### [Exercise instructions]
Find every line in the records below that holds the word "Dobrindt" and copy it.

Stored entries:
====================

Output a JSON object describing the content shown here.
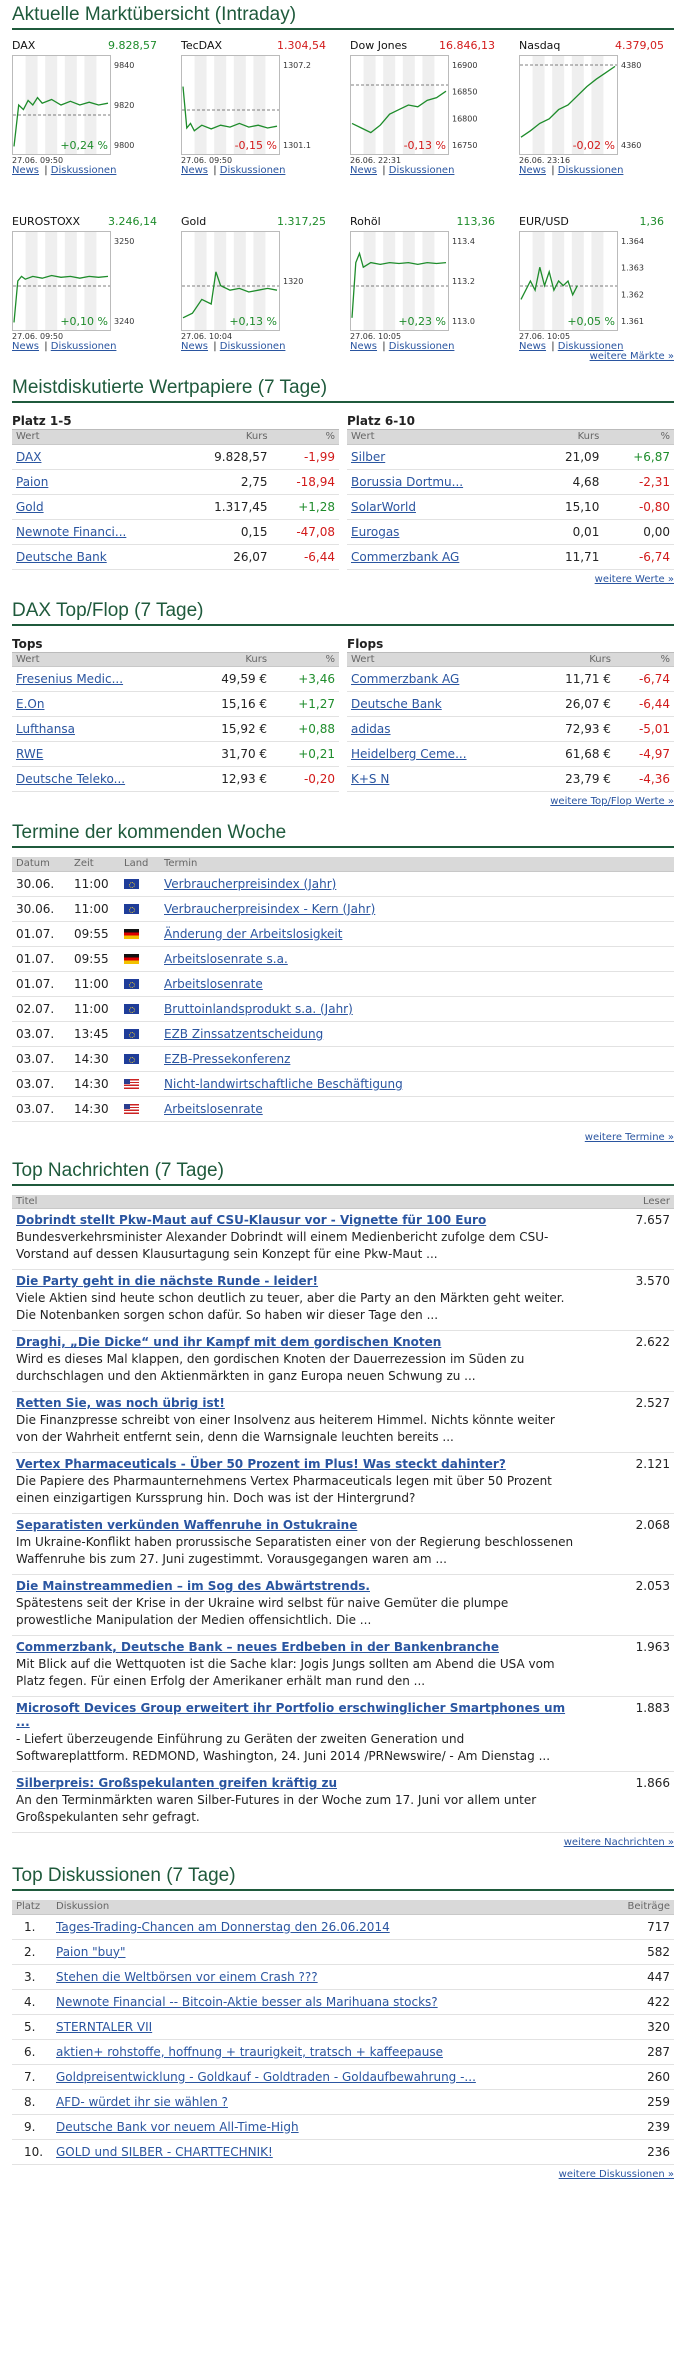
{
  "market": {
    "title": "Aktuelle Marktübersicht (Intraday)",
    "more": "weitere Märkte »",
    "news_link": "News",
    "disc_link": "Diskussionen",
    "tiles": [
      {
        "name": "DAX",
        "price": "9.828,57",
        "pc": "pos",
        "change": "+0,24 %",
        "cc": "pos",
        "ticks": [
          "9840",
          "9820",
          "9800"
        ],
        "dates": "27.06.  09:50",
        "pts": [
          [
            0,
            0.95
          ],
          [
            0.05,
            0.5
          ],
          [
            0.1,
            0.55
          ],
          [
            0.15,
            0.45
          ],
          [
            0.2,
            0.5
          ],
          [
            0.25,
            0.42
          ],
          [
            0.3,
            0.48
          ],
          [
            0.4,
            0.44
          ],
          [
            0.5,
            0.5
          ],
          [
            0.6,
            0.46
          ],
          [
            0.7,
            0.5
          ],
          [
            0.8,
            0.47
          ],
          [
            0.9,
            0.5
          ],
          [
            1,
            0.48
          ]
        ],
        "ref": 0.6
      },
      {
        "name": "TecDAX",
        "price": "1.304,54",
        "pc": "neg",
        "change": "-0,15 %",
        "cc": "neg",
        "ticks": [
          "1307.2",
          "1301.1"
        ],
        "dates": "27.06.  09:50",
        "pts": [
          [
            0,
            0.3
          ],
          [
            0.04,
            0.75
          ],
          [
            0.08,
            0.7
          ],
          [
            0.12,
            0.78
          ],
          [
            0.2,
            0.72
          ],
          [
            0.3,
            0.76
          ],
          [
            0.4,
            0.72
          ],
          [
            0.5,
            0.74
          ],
          [
            0.6,
            0.7
          ],
          [
            0.7,
            0.74
          ],
          [
            0.8,
            0.72
          ],
          [
            0.9,
            0.75
          ],
          [
            1,
            0.73
          ]
        ],
        "ref": 0.55
      },
      {
        "name": "Dow Jones",
        "price": "16.846,13",
        "pc": "neg",
        "change": "-0,13 %",
        "cc": "neg",
        "ticks": [
          "16900",
          "16850",
          "16800",
          "16750"
        ],
        "dates": "26.06.  22:31",
        "pts": [
          [
            0,
            0.7
          ],
          [
            0.1,
            0.75
          ],
          [
            0.2,
            0.8
          ],
          [
            0.3,
            0.72
          ],
          [
            0.4,
            0.6
          ],
          [
            0.5,
            0.55
          ],
          [
            0.6,
            0.5
          ],
          [
            0.7,
            0.52
          ],
          [
            0.8,
            0.45
          ],
          [
            0.9,
            0.42
          ],
          [
            1,
            0.35
          ]
        ],
        "ref": 0.3
      },
      {
        "name": "Nasdaq",
        "price": "4.379,05",
        "pc": "neg",
        "change": "-0,02 %",
        "cc": "neg",
        "ticks": [
          "4380",
          "4360"
        ],
        "dates": "26.06.  23:16",
        "pts": [
          [
            0,
            0.85
          ],
          [
            0.1,
            0.78
          ],
          [
            0.2,
            0.7
          ],
          [
            0.3,
            0.65
          ],
          [
            0.4,
            0.55
          ],
          [
            0.5,
            0.5
          ],
          [
            0.6,
            0.4
          ],
          [
            0.7,
            0.3
          ],
          [
            0.8,
            0.22
          ],
          [
            0.9,
            0.15
          ],
          [
            1,
            0.08
          ]
        ],
        "ref": 0.1
      },
      {
        "name": "EUROSTOXX",
        "price": "3.246,14",
        "pc": "pos",
        "change": "+0,10 %",
        "cc": "pos",
        "ticks": [
          "3250",
          "3240"
        ],
        "dates": "27.06.  09:50",
        "pts": [
          [
            0,
            0.95
          ],
          [
            0.04,
            0.5
          ],
          [
            0.08,
            0.45
          ],
          [
            0.12,
            0.48
          ],
          [
            0.2,
            0.45
          ],
          [
            0.3,
            0.47
          ],
          [
            0.4,
            0.44
          ],
          [
            0.5,
            0.46
          ],
          [
            0.6,
            0.45
          ],
          [
            0.7,
            0.47
          ],
          [
            0.8,
            0.45
          ],
          [
            0.9,
            0.46
          ],
          [
            1,
            0.45
          ]
        ],
        "ref": 0.55
      },
      {
        "name": "Gold",
        "price": "1.317,25",
        "pc": "pos",
        "change": "+0,13 %",
        "cc": "pos",
        "ticks": [
          "1320"
        ],
        "dates": "27.06.  10:04",
        "pts": [
          [
            0,
            0.9
          ],
          [
            0.1,
            0.85
          ],
          [
            0.2,
            0.7
          ],
          [
            0.3,
            0.75
          ],
          [
            0.35,
            0.4
          ],
          [
            0.4,
            0.55
          ],
          [
            0.5,
            0.6
          ],
          [
            0.6,
            0.58
          ],
          [
            0.7,
            0.62
          ],
          [
            0.8,
            0.6
          ],
          [
            0.9,
            0.58
          ],
          [
            1,
            0.6
          ]
        ],
        "ref": 0.55
      },
      {
        "name": "Rohöl",
        "price": "113,36",
        "pc": "pos",
        "change": "+0,23 %",
        "cc": "pos",
        "ticks": [
          "113.4",
          "113.2",
          "113.0"
        ],
        "dates": "27.06.  10:05",
        "pts": [
          [
            0,
            0.9
          ],
          [
            0.04,
            0.3
          ],
          [
            0.08,
            0.2
          ],
          [
            0.12,
            0.35
          ],
          [
            0.2,
            0.3
          ],
          [
            0.3,
            0.32
          ],
          [
            0.4,
            0.3
          ],
          [
            0.5,
            0.31
          ],
          [
            0.6,
            0.3
          ],
          [
            0.7,
            0.32
          ],
          [
            0.8,
            0.3
          ],
          [
            0.9,
            0.31
          ],
          [
            1,
            0.3
          ]
        ],
        "ref": 0.55
      },
      {
        "name": "EUR/USD",
        "price": "1,36",
        "pc": "pos",
        "change": "+0,05 %",
        "cc": "pos",
        "ticks": [
          "1.364",
          "1.363",
          "1.362",
          "1.361"
        ],
        "dates": "27.06.  10:05",
        "pts": [
          [
            0,
            0.7
          ],
          [
            0.1,
            0.5
          ],
          [
            0.15,
            0.6
          ],
          [
            0.2,
            0.35
          ],
          [
            0.25,
            0.55
          ],
          [
            0.3,
            0.4
          ],
          [
            0.35,
            0.6
          ],
          [
            0.4,
            0.5
          ],
          [
            0.45,
            0.55
          ],
          [
            0.5,
            0.5
          ],
          [
            0.55,
            0.65
          ],
          [
            0.6,
            0.55
          ]
        ],
        "ref": 0.55
      }
    ]
  },
  "most": {
    "title": "Meistdiskutierte Wertpapiere (7 Tage)",
    "more": "weitere Werte »",
    "h_wert": "Wert",
    "h_kurs": "Kurs",
    "h_pct": "%",
    "left": {
      "sub": "Platz 1-5",
      "rows": [
        {
          "n": "DAX",
          "k": "9.828,57",
          "p": "-1,99",
          "c": "neg"
        },
        {
          "n": "Paion",
          "k": "2,75",
          "p": "-18,94",
          "c": "neg"
        },
        {
          "n": "Gold",
          "k": "1.317,45",
          "p": "+1,28",
          "c": "pos"
        },
        {
          "n": "Newnote Financi...",
          "k": "0,15",
          "p": "-47,08",
          "c": "neg"
        },
        {
          "n": "Deutsche Bank",
          "k": "26,07",
          "p": "-6,44",
          "c": "neg"
        }
      ]
    },
    "right": {
      "sub": "Platz 6-10",
      "rows": [
        {
          "n": "Silber",
          "k": "21,09",
          "p": "+6,87",
          "c": "pos"
        },
        {
          "n": "Borussia Dortmu...",
          "k": "4,68",
          "p": "-2,31",
          "c": "neg"
        },
        {
          "n": "SolarWorld",
          "k": "15,10",
          "p": "-0,80",
          "c": "neg"
        },
        {
          "n": "Eurogas",
          "k": "0,01",
          "p": "0,00",
          "c": "zero"
        },
        {
          "n": "Commerzbank AG",
          "k": "11,71",
          "p": "-6,74",
          "c": "neg"
        }
      ]
    }
  },
  "dax": {
    "title": "DAX Top/Flop (7 Tage)",
    "more": "weitere Top/Flop Werte »",
    "left": {
      "sub": "Tops",
      "rows": [
        {
          "n": "Fresenius Medic...",
          "k": "49,59 €",
          "p": "+3,46",
          "c": "pos"
        },
        {
          "n": "E.On",
          "k": "15,16 €",
          "p": "+1,27",
          "c": "pos"
        },
        {
          "n": "Lufthansa",
          "k": "15,92 €",
          "p": "+0,88",
          "c": "pos"
        },
        {
          "n": "RWE",
          "k": "31,70 €",
          "p": "+0,21",
          "c": "pos"
        },
        {
          "n": "Deutsche Teleko...",
          "k": "12,93 €",
          "p": "-0,20",
          "c": "neg"
        }
      ]
    },
    "right": {
      "sub": "Flops",
      "rows": [
        {
          "n": "Commerzbank AG",
          "k": "11,71 €",
          "p": "-6,74",
          "c": "neg"
        },
        {
          "n": "Deutsche Bank",
          "k": "26,07 €",
          "p": "-6,44",
          "c": "neg"
        },
        {
          "n": "adidas",
          "k": "72,93 €",
          "p": "-5,01",
          "c": "neg"
        },
        {
          "n": "Heidelberg Ceme...",
          "k": "61,68 €",
          "p": "-4,97",
          "c": "neg"
        },
        {
          "n": "K+S N",
          "k": "23,79 €",
          "p": "-4,36",
          "c": "neg"
        }
      ]
    }
  },
  "termine": {
    "title": "Termine der kommenden Woche",
    "more": "weitere Termine »",
    "h": [
      "Datum",
      "Zeit",
      "Land",
      "Termin"
    ],
    "rows": [
      {
        "d": "30.06.",
        "z": "11:00",
        "f": "eu",
        "t": "Verbraucherpreisindex (Jahr)"
      },
      {
        "d": "30.06.",
        "z": "11:00",
        "f": "eu",
        "t": "Verbraucherpreisindex - Kern (Jahr)"
      },
      {
        "d": "01.07.",
        "z": "09:55",
        "f": "de",
        "t": "Änderung der Arbeitslosigkeit"
      },
      {
        "d": "01.07.",
        "z": "09:55",
        "f": "de",
        "t": "Arbeitslosenrate s.a."
      },
      {
        "d": "01.07.",
        "z": "11:00",
        "f": "eu",
        "t": "Arbeitslosenrate"
      },
      {
        "d": "02.07.",
        "z": "11:00",
        "f": "eu",
        "t": "Bruttoinlandsprodukt s.a. (Jahr)"
      },
      {
        "d": "03.07.",
        "z": "13:45",
        "f": "eu",
        "t": "EZB Zinssatzentscheidung"
      },
      {
        "d": "03.07.",
        "z": "14:30",
        "f": "eu",
        "t": "EZB-Pressekonferenz"
      },
      {
        "d": "03.07.",
        "z": "14:30",
        "f": "us",
        "t": "Nicht-landwirtschaftliche Beschäftigung"
      },
      {
        "d": "03.07.",
        "z": "14:30",
        "f": "us",
        "t": "Arbeitslosenrate"
      }
    ]
  },
  "news": {
    "title": "Top Nachrichten (7 Tage)",
    "more": "weitere Nachrichten »",
    "h_titel": "Titel",
    "h_leser": "Leser",
    "rows": [
      {
        "t": "Dobrindt stellt Pkw-Maut auf CSU-Klausur vor - Vignette für 100 Euro",
        "x": "Bundesverkehrsminister Alexander Dobrindt will einem Medienbericht zufolge dem CSU-Vorstand auf dessen Klausurtagung sein Konzept für eine Pkw-Maut ...",
        "l": "7.657"
      },
      {
        "t": "Die Party geht in die nächste Runde - leider!",
        "x": "Viele Aktien sind heute schon deutlich zu teuer, aber die Party an den Märkten geht weiter. Die Notenbanken sorgen schon dafür. So haben wir dieser Tage den ...",
        "l": "3.570"
      },
      {
        "t": "Draghi, „Die Dicke“ und ihr Kampf mit dem gordischen Knoten",
        "x": "Wird es dieses Mal klappen, den gordischen Knoten der Dauerrezession im Süden zu durchschlagen und den Aktienmärkten in ganz Europa neuen Schwung zu ...",
        "l": "2.622"
      },
      {
        "t": "Retten Sie, was noch übrig ist!",
        "x": "Die Finanzpresse schreibt von einer Insolvenz aus heiterem Himmel. Nichts könnte weiter von der Wahrheit entfernt sein, denn die Warnsignale leuchten bereits ...",
        "l": "2.527"
      },
      {
        "t": "Vertex Pharmaceuticals - Über 50 Prozent im Plus! Was steckt dahinter?",
        "x": "Die Papiere des Pharmaunternehmens Vertex Pharmaceuticals legen mit über 50 Prozent einen einzigartigen Kurssprung hin. Doch was ist der Hintergrund?",
        "l": "2.121"
      },
      {
        "t": "Separatisten verkünden Waffenruhe in Ostukraine",
        "x": "Im Ukraine-Konflikt haben prorussische Separatisten einer von der Regierung beschlossenen Waffenruhe bis zum 27. Juni zugestimmt. Vorausgegangen waren am ...",
        "l": "2.068"
      },
      {
        "t": "Die Mainstreammedien – im Sog des Abwärtstrends.",
        "x": "Spätestens seit der Krise in der Ukraine wird selbst für naive Gemüter die plumpe prowestliche Manipulation der Medien offensichtlich. Die ...",
        "l": "2.053"
      },
      {
        "t": "Commerzbank, Deutsche Bank – neues Erdbeben in der Bankenbranche",
        "x": "Mit Blick auf die Wettquoten ist die Sache klar: Jogis Jungs sollten am Abend die USA vom Platz fegen. Für einen Erfolg der Amerikaner erhält man rund den ...",
        "l": "1.963"
      },
      {
        "t": "Microsoft Devices Group erweitert ihr Portfolio erschwinglicher Smartphones um ...",
        "x": "- Liefert überzeugende Einführung zu Geräten der zweiten Generation und Softwareplattform. REDMOND, Washington, 24. Juni 2014 /PRNewswire/ - Am Dienstag ...",
        "l": "1.883"
      },
      {
        "t": "Silberpreis: Großspekulanten greifen kräftig zu",
        "x": "An den Terminmärkten waren Silber-Futures in der Woche zum 17. Juni vor allem unter Großspekulanten sehr gefragt.",
        "l": "1.866"
      }
    ]
  },
  "disc": {
    "title": "Top Diskussionen (7 Tage)",
    "more": "weitere Diskussionen »",
    "h": [
      "Platz",
      "Diskussion",
      "Beiträge"
    ],
    "rows": [
      {
        "p": "1.",
        "t": "Tages-Trading-Chancen am Donnerstag den 26.06.2014",
        "b": "717"
      },
      {
        "p": "2.",
        "t": "Paion \"buy\"",
        "b": "582"
      },
      {
        "p": "3.",
        "t": "Stehen die Weltbörsen vor einem Crash ???",
        "b": "447"
      },
      {
        "p": "4.",
        "t": "Newnote Financial -- Bitcoin-Aktie besser als Marihuana stocks?",
        "b": "422"
      },
      {
        "p": "5.",
        "t": "STERNTALER VII",
        "b": "320"
      },
      {
        "p": "6.",
        "t": "aktien+ rohstoffe, hoffnung + traurigkeit, tratsch + kaffeepause",
        "b": "287"
      },
      {
        "p": "7.",
        "t": "Goldpreisentwicklung - Goldkauf - Goldtraden - Goldaufbewahrung -...",
        "b": "260"
      },
      {
        "p": "8.",
        "t": "AFD- würdet ihr sie wählen ?",
        "b": "259"
      },
      {
        "p": "9.",
        "t": "Deutsche Bank vor neuem All-Time-High",
        "b": "239"
      },
      {
        "p": "10.",
        "t": "GOLD und SILBER - CHARTTECHNIK!",
        "b": "236"
      }
    ]
  },
  "colors": {
    "pos": "#1e8c2b",
    "neg": "#d21a1a",
    "heading": "#1f5a3c",
    "link": "#2a55a0"
  }
}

====================

### [Result for this task]
        "t": "Dobrindt stellt Pkw-Maut auf CSU-Klausur vor - Vignette für 100 Euro",
        "x": "Bundesverkehrsminister Alexander Dobrindt will einem Medienbericht zufolge dem CSU-Vorstand auf dessen Klausurtagung sein Konzept für eine Pkw-Maut ...",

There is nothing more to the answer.